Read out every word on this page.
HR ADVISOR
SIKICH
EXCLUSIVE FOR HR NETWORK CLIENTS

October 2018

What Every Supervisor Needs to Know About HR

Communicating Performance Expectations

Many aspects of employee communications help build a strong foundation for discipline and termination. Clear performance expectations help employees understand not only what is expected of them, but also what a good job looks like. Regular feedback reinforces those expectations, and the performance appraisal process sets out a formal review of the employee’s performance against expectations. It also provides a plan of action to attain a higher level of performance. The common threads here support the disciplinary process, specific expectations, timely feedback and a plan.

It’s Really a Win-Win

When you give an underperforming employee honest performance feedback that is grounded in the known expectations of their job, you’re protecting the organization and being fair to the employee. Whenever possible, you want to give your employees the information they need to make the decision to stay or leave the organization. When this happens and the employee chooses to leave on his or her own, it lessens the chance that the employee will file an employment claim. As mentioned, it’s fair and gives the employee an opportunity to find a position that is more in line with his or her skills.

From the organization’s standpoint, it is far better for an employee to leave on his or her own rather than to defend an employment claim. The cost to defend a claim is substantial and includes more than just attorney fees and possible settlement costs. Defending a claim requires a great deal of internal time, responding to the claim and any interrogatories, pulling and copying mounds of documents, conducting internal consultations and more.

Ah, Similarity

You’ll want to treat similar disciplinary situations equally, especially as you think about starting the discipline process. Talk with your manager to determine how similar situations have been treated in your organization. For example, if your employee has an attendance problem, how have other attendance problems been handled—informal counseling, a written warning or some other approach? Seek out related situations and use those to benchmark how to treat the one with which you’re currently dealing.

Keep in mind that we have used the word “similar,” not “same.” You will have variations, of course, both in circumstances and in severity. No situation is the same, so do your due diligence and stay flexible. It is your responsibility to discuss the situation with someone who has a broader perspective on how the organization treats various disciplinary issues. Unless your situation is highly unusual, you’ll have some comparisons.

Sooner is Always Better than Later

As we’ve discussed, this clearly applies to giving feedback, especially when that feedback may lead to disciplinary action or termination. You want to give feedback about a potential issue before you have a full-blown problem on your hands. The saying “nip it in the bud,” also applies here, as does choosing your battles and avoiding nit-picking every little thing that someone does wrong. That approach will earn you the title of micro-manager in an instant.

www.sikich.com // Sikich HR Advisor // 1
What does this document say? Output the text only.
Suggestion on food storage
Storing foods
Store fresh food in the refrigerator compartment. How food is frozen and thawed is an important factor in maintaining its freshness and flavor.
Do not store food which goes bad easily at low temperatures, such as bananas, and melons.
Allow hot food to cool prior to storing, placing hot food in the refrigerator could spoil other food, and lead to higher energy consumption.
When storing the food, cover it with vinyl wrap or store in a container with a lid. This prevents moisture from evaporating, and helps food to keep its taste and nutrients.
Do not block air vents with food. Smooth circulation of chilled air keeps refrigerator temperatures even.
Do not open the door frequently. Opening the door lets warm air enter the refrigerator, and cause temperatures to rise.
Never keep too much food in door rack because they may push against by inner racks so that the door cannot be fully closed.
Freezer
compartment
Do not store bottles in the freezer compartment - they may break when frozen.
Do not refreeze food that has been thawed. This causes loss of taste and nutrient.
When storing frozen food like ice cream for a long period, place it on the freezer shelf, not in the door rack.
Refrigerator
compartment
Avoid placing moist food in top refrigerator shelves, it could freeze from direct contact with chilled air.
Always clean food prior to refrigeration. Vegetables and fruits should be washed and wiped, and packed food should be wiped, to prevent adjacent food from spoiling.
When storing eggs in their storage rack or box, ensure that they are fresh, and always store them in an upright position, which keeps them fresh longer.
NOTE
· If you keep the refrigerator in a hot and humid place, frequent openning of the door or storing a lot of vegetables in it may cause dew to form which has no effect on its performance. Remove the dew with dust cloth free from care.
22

__Job__. Filter the listing above for the string "them" and copy every matching line.

__Result of the task__.
Many aspects of employee communications help build a strong foundation for discipline and termination. Clear performance expectations help employees understand not only what is expected of them, but also what a good job looks like. Regular feedback reinforces those expectations, and the performance appraisal process sets out a formal review of the employee’s performance against expectations. It also provides a plan of action to attain a higher level of performance. The common threads here support the disciplinary process, specific expectations, timely feedback and a plan.
When storing eggs in their storage rack or box, ensure that they are fresh, and always store them in an upright position, which keeps them fresh longer.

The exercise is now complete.